EXERCISE DESCRIPTION: Beneath this task is a listing; retype all of it exactly.

SUPPLIED MATERIAL:
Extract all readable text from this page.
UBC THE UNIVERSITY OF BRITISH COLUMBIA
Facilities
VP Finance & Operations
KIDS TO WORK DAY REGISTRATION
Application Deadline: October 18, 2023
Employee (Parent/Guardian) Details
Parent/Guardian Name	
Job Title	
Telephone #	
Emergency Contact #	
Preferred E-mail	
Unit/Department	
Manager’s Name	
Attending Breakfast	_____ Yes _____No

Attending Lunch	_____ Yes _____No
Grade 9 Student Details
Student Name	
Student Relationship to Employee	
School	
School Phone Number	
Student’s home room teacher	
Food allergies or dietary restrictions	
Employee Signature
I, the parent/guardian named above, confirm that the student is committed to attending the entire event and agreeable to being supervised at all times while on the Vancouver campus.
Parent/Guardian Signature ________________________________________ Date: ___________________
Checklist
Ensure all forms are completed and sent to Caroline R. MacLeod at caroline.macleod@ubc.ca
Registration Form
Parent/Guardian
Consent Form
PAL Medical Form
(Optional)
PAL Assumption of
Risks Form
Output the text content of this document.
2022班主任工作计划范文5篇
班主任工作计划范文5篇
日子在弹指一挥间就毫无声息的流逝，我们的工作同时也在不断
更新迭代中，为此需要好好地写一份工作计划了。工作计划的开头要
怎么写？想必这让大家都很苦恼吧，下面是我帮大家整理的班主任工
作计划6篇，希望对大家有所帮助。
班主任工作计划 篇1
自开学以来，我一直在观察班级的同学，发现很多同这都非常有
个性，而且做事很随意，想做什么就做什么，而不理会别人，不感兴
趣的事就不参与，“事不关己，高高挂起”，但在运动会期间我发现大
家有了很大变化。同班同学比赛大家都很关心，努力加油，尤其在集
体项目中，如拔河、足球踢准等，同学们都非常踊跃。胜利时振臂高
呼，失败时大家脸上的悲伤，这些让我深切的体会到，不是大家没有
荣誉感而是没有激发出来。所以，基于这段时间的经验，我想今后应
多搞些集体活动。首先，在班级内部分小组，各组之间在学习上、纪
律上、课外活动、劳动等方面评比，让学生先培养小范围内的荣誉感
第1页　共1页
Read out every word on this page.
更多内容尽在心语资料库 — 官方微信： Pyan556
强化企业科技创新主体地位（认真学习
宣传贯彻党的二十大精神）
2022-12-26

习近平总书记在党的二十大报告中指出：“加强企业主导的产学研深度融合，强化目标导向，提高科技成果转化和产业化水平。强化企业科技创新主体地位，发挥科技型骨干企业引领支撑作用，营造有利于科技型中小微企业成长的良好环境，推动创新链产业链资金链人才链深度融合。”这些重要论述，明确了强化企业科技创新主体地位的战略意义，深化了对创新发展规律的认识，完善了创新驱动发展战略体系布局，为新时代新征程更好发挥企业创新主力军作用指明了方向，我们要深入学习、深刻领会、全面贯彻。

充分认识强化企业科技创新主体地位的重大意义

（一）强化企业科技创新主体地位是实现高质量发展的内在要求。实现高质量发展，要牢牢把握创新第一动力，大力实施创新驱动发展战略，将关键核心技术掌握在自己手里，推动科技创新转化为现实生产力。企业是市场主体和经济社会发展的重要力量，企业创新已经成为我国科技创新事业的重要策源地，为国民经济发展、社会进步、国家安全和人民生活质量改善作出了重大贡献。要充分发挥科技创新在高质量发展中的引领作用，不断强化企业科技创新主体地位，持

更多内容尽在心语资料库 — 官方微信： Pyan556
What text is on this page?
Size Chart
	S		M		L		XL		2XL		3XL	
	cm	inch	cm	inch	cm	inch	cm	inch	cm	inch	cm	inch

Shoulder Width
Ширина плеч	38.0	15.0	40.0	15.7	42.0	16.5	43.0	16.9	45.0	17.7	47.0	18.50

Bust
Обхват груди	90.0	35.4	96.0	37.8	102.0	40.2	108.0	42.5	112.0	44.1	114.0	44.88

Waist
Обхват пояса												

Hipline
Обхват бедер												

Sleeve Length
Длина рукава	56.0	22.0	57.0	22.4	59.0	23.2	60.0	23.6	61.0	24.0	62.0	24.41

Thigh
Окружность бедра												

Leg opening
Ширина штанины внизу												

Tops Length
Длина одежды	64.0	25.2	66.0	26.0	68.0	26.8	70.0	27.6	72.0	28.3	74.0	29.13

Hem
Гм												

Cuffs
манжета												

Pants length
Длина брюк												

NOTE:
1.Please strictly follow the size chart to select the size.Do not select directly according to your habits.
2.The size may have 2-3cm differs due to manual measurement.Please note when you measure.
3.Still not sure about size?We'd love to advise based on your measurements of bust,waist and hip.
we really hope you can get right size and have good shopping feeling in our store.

FINISHED EXERCISE:
Extract all readable text from this page.
UBC THE UNIVERSITY OF BRITISH COLUMBIA
Facilities
VP Finance & Operations
KIDS TO WORK DAY REGISTRATION
Application Deadline: October 18, 2023
Employee (Parent/Guardian) Details
Parent/Guardian Name	
Job Title	
Telephone #	
Emergency Contact #	
Preferred E-mail	
Unit/Department	
Manager’s Name	
Attending Breakfast	_____ Yes _____No

Attending Lunch	_____ Yes _____No
Grade 9 Student Details
Student Name	
Student Relationship to Employee	
School	
School Phone Number	
Student’s home room teacher	
Food allergies or dietary restrictions	
Employee Signature
I, the parent/guardian named above, confirm that the student is committed to attending the entire event and agreeable to being supervised at all times while on the Vancouver campus.
Parent/Guardian Signature ________________________________________ Date: ___________________
Checklist
Ensure all forms are completed and sent to Caroline R. MacLeod at caroline.macleod@ubc.ca
Registration Form
Parent/Guardian
Consent Form
PAL Medical Form
(Optional)
PAL Assumption of
Risks Form
Output the text content of this document.
2022班主任工作计划范文5篇
班主任工作计划范文5篇
日子在弹指一挥间就毫无声息的流逝，我们的工作同时也在不断
更新迭代中，为此需要好好地写一份工作计划了。工作计划的开头要
怎么写？想必这让大家都很苦恼吧，下面是我帮大家整理的班主任工
作计划6篇，希望对大家有所帮助。
班主任工作计划 篇1
自开学以来，我一直在观察班级的同学，发现很多同这都非常有
个性，而且做事很随意，想做什么就做什么，而不理会别人，不感兴
趣的事就不参与，“事不关己，高高挂起”，但在运动会期间我发现大
家有了很大变化。同班同学比赛大家都很关心，努力加油，尤其在集
体项目中，如拔河、足球踢准等，同学们都非常踊跃。胜利时振臂高
呼，失败时大家脸上的悲伤，这些让我深切的体会到，不是大家没有
荣誉感而是没有激发出来。所以，基于这段时间的经验，我想今后应
多搞些集体活动。首先，在班级内部分小组，各组之间在学习上、纪
律上、课外活动、劳动等方面评比，让学生先培养小范围内的荣誉感
第1页　共1页
Read out every word on this page.
更多内容尽在心语资料库 — 官方微信： Pyan556
强化企业科技创新主体地位（认真学习
宣传贯彻党的二十大精神）
2022-12-26

习近平总书记在党的二十大报告中指出：“加强企业主导的产学研深度融合，强化目标导向，提高科技成果转化和产业化水平。强化企业科技创新主体地位，发挥科技型骨干企业引领支撑作用，营造有利于科技型中小微企业成长的良好环境，推动创新链产业链资金链人才链深度融合。”这些重要论述，明确了强化企业科技创新主体地位的战略意义，深化了对创新发展规律的认识，完善了创新驱动发展战略体系布局，为新时代新征程更好发挥企业创新主力军作用指明了方向，我们要深入学习、深刻领会、全面贯彻。

充分认识强化企业科技创新主体地位的重大意义

（一）强化企业科技创新主体地位是实现高质量发展的内在要求。实现高质量发展，要牢牢把握创新第一动力，大力实施创新驱动发展战略，将关键核心技术掌握在自己手里，推动科技创新转化为现实生产力。企业是市场主体和经济社会发展的重要力量，企业创新已经成为我国科技创新事业的重要策源地，为国民经济发展、社会进步、国家安全和人民生活质量改善作出了重大贡献。要充分发挥科技创新在高质量发展中的引领作用，不断强化企业科技创新主体地位，持

更多内容尽在心语资料库 — 官方微信： Pyan556
What text is on this page?
Size Chart
	S		M		L		XL		2XL		3XL	
	cm	inch	cm	inch	cm	inch	cm	inch	cm	inch	cm	inch

Shoulder Width
Ширина плеч	38.0	15.0	40.0	15.7	42.0	16.5	43.0	16.9	45.0	17.7	47.0	18.50

Bust
Обхват груди	90.0	35.4	96.0	37.8	102.0	40.2	108.0	42.5	112.0	44.1	114.0	44.88

Waist
Обхват пояса												

Hipline
Обхват бедер												

Sleeve Length
Длина рукава	56.0	22.0	57.0	22.4	59.0	23.2	60.0	23.6	61.0	24.0	62.0	24.41

Thigh
Окружность бедра												

Leg opening
Ширина штанины внизу												

Tops Length
Длина одежды	64.0	25.2	66.0	26.0	68.0	26.8	70.0	27.6	72.0	28.3	74.0	29.13

Hem
Гм												

Cuffs
манжета												

Pants length
Длина брюк												

NOTE:
1.Please strictly follow the size chart to select the size.Do not select directly according to your habits.
2.The size may have 2-3cm differs due to manual measurement.Please note when you measure.
3.Still not sure about size?We'd love to advise based on your measurements of bust,waist and hip.
we really hope you can get right size and have good shopping feeling in our store.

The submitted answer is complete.